AIM >>
In the items from the start through the line that contains "stat-row: 45 Rebounds", replace "away-stat-value" with "visitor-stat-value" everywhere and give those lines again with nothing else changed.

GIVEN INFORMATION >>

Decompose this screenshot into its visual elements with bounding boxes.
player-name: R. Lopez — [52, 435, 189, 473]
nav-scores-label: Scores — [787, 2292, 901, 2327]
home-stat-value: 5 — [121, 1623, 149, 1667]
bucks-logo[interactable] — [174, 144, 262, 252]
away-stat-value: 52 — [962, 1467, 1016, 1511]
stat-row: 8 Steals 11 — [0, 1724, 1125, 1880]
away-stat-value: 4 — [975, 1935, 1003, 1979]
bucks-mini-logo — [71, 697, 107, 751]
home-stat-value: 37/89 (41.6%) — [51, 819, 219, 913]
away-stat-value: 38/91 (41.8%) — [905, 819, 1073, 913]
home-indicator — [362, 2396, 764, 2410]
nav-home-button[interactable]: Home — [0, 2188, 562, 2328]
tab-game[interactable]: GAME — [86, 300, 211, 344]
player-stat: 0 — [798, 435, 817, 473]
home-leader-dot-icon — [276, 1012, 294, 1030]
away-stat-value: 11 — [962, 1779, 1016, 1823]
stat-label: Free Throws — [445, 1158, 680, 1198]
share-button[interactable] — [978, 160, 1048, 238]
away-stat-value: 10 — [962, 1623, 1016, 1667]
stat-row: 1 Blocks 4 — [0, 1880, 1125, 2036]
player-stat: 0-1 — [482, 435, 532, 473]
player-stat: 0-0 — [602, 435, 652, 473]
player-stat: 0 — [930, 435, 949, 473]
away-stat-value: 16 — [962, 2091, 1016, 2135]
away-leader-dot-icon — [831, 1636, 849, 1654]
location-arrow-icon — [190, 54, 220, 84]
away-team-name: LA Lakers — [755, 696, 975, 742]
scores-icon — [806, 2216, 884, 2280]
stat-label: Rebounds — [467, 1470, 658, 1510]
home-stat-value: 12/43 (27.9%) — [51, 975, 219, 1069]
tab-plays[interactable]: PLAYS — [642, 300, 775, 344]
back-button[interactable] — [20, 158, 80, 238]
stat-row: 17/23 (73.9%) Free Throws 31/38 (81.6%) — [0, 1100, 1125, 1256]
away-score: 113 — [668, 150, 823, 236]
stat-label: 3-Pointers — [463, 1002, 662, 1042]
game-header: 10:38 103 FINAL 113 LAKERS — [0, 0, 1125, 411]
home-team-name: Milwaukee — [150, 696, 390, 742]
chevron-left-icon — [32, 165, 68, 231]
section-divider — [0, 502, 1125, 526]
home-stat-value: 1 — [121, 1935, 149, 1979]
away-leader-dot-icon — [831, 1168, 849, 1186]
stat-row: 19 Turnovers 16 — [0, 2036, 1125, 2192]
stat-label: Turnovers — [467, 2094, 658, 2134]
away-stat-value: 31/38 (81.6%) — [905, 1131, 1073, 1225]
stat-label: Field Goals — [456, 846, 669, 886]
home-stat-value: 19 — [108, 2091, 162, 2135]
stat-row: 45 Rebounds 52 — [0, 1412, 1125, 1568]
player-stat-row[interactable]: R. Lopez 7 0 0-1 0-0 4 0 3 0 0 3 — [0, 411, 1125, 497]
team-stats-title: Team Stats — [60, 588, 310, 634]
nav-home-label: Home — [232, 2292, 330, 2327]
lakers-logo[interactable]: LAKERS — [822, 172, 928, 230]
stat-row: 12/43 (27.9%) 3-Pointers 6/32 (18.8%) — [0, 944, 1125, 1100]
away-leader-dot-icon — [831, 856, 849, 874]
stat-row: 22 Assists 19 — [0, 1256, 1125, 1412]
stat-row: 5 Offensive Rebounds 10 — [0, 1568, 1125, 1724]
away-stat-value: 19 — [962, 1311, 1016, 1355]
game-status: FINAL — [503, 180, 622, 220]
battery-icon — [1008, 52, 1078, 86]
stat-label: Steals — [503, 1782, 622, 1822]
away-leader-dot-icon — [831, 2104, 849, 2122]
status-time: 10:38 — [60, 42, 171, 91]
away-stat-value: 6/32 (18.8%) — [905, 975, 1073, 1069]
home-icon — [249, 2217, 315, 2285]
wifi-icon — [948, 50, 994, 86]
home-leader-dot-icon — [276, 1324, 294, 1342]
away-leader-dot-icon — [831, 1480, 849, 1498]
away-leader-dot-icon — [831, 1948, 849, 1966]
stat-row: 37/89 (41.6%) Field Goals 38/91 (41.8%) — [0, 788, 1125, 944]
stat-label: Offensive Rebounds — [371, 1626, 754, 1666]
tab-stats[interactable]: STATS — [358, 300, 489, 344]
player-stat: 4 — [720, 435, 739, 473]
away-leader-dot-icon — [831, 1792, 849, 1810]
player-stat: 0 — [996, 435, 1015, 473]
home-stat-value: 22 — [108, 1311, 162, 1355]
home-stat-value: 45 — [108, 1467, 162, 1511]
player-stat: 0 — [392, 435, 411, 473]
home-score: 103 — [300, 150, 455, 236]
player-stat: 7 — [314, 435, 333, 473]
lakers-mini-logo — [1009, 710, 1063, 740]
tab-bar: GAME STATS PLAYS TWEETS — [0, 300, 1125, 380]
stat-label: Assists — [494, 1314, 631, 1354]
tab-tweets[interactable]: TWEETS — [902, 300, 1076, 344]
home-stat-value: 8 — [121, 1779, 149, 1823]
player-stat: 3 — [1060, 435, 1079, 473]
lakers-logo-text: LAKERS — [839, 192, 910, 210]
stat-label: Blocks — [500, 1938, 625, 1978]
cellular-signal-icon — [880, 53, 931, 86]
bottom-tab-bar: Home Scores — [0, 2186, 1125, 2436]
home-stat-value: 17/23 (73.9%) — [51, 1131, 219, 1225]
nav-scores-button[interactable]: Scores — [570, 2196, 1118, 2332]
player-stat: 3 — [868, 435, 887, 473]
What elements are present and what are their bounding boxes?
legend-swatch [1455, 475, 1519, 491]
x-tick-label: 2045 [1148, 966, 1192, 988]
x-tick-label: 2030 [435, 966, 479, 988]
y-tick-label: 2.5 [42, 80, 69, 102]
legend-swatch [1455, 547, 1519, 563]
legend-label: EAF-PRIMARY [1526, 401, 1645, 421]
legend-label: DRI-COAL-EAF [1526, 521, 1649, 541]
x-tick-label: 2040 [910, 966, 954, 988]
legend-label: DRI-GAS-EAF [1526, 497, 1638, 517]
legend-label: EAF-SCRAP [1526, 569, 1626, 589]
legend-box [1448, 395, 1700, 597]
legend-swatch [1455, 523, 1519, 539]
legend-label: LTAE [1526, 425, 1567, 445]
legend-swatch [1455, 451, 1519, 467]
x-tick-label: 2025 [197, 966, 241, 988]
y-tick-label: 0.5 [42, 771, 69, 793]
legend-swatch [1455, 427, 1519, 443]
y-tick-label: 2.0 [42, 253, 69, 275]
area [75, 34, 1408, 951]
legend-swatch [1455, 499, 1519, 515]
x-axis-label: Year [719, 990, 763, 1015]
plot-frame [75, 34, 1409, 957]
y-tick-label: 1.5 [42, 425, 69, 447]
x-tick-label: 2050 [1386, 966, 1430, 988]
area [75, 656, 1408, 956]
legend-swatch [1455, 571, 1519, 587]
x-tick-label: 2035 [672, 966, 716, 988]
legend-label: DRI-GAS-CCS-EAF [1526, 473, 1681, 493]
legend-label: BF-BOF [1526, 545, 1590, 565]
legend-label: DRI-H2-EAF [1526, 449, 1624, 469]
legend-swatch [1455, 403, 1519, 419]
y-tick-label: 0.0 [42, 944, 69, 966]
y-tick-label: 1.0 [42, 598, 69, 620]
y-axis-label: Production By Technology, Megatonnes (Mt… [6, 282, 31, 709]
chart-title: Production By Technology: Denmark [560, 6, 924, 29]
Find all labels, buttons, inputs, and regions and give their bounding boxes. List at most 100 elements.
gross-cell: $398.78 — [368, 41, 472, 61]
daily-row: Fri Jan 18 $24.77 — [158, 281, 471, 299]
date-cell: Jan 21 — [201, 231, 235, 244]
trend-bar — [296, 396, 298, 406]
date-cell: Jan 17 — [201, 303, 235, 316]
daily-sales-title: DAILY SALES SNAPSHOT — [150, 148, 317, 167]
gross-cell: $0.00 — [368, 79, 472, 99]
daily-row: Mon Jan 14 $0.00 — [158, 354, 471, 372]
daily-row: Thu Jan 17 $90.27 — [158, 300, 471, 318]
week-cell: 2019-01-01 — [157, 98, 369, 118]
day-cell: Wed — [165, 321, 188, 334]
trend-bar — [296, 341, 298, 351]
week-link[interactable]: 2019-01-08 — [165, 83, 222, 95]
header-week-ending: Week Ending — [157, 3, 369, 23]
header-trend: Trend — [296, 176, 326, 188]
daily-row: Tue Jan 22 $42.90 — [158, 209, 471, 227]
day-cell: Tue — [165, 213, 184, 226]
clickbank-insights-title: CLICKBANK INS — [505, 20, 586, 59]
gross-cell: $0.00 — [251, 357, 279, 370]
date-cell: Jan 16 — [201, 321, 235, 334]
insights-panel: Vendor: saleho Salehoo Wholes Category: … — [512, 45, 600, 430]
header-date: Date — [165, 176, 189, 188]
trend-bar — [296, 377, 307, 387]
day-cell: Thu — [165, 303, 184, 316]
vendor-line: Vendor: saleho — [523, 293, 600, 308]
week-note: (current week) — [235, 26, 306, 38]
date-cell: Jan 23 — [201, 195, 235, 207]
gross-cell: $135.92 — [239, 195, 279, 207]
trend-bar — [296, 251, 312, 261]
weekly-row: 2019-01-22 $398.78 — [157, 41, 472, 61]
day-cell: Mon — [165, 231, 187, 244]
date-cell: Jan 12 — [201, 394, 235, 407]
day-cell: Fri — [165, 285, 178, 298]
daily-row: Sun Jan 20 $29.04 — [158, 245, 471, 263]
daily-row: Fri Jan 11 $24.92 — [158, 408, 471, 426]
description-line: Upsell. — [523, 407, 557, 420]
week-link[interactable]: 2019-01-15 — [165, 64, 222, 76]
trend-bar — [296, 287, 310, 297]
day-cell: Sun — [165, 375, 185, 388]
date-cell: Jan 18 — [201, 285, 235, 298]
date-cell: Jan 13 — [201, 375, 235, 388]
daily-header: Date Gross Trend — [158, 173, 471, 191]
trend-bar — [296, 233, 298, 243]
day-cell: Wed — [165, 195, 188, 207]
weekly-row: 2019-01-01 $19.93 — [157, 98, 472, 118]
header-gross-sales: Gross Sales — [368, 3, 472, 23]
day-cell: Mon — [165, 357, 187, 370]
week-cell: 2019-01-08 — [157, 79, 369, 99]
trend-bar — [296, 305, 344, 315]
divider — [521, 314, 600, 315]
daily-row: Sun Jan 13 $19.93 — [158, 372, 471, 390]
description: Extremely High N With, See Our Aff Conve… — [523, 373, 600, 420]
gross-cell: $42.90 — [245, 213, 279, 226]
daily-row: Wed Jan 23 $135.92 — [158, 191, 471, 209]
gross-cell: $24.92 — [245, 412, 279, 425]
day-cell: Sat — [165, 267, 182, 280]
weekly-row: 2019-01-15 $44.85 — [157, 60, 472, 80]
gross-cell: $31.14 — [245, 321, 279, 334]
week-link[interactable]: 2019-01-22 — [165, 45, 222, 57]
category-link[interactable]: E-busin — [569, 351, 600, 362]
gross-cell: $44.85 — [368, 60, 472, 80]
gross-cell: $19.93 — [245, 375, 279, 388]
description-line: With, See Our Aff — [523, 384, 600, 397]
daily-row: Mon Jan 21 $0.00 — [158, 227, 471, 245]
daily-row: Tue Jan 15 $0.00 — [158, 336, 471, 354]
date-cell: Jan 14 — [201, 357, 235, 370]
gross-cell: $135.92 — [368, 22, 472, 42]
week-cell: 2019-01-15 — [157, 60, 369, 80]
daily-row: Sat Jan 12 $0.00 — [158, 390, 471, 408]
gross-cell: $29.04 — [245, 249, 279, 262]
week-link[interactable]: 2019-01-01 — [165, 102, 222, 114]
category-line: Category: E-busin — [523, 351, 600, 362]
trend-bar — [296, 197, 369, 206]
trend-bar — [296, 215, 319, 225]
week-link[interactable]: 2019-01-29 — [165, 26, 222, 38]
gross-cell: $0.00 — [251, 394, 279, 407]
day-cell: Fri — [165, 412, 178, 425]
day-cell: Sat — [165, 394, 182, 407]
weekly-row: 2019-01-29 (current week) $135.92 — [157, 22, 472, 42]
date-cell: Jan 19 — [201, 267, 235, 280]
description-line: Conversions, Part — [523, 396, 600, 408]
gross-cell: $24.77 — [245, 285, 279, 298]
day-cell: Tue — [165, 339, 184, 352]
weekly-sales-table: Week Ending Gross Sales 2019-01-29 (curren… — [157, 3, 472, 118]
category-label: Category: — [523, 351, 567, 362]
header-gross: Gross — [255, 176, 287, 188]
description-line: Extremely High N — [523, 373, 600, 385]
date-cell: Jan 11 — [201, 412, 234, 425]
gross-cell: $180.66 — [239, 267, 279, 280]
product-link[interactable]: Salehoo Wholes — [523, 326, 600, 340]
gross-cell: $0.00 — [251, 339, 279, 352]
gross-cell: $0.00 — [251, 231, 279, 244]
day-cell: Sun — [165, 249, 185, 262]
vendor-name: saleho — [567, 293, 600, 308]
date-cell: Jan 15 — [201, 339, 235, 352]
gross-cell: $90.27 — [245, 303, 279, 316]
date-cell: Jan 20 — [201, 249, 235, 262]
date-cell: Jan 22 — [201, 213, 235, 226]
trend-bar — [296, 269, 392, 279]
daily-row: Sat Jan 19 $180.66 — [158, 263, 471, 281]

THE SOLUTION >>
Decompose this screenshot into its visual elements with bounding boxes.
player-name: R. Lopez — [52, 435, 189, 473]
nav-scores-label: Scores — [787, 2292, 901, 2327]
home-stat-value: 5 — [121, 1623, 149, 1667]
bucks-logo[interactable] — [174, 144, 262, 252]
visitor-stat-value: 52 — [962, 1467, 1016, 1511]
stat-row: 8 Steals 11 — [0, 1724, 1125, 1880]
visitor-stat-value: 4 — [975, 1935, 1003, 1979]
bucks-mini-logo — [71, 697, 107, 751]
home-stat-value: 37/89 (41.6%) — [51, 819, 219, 913]
visitor-stat-value: 38/91 (41.8%) — [905, 819, 1073, 913]
home-indicator — [362, 2396, 764, 2410]
nav-home-button[interactable]: Home — [0, 2188, 562, 2328]
tab-game[interactable]: GAME — [86, 300, 211, 344]
player-stat: 0 — [798, 435, 817, 473]
home-leader-dot-icon — [276, 1012, 294, 1030]
visitor-stat-value: 11 — [962, 1779, 1016, 1823]
stat-label: Free Throws — [445, 1158, 680, 1198]
share-button[interactable] — [978, 160, 1048, 238]
visitor-stat-value: 10 — [962, 1623, 1016, 1667]
stat-row: 1 Blocks 4 — [0, 1880, 1125, 2036]
player-stat: 0-1 — [482, 435, 532, 473]
player-stat: 0-0 — [602, 435, 652, 473]
player-stat: 0 — [930, 435, 949, 473]
visitor-stat-value: 16 — [962, 2091, 1016, 2135]
away-leader-dot-icon — [831, 1636, 849, 1654]
location-arrow-icon — [190, 54, 220, 84]
away-team-name: LA Lakers — [755, 696, 975, 742]
scores-icon — [806, 2216, 884, 2280]
stat-label: Rebounds — [467, 1470, 658, 1510]
home-stat-value: 12/43 (27.9%) — [51, 975, 219, 1069]
tab-plays[interactable]: PLAYS — [642, 300, 775, 344]
back-button[interactable] — [20, 158, 80, 238]
stat-row: 17/23 (73.9%) Free Throws 31/38 (81.6%) — [0, 1100, 1125, 1256]
away-score: 113 — [668, 150, 823, 236]
stat-label: 3-Pointers — [463, 1002, 662, 1042]
game-header: 10:38 103 FINAL 113 LAKERS — [0, 0, 1125, 411]
home-team-name: Milwaukee — [150, 696, 390, 742]
chevron-left-icon — [32, 165, 68, 231]
section-divider — [0, 502, 1125, 526]
home-stat-value: 1 — [121, 1935, 149, 1979]
away-leader-dot-icon — [831, 1168, 849, 1186]
stat-row: 19 Turnovers 16 — [0, 2036, 1125, 2192]
stat-label: Turnovers — [467, 2094, 658, 2134]
visitor-stat-value: 31/38 (81.6%) — [905, 1131, 1073, 1225]
stat-label: Field Goals — [456, 846, 669, 886]
home-stat-value: 19 — [108, 2091, 162, 2135]
stat-row: 45 Rebounds 52 — [0, 1412, 1125, 1568]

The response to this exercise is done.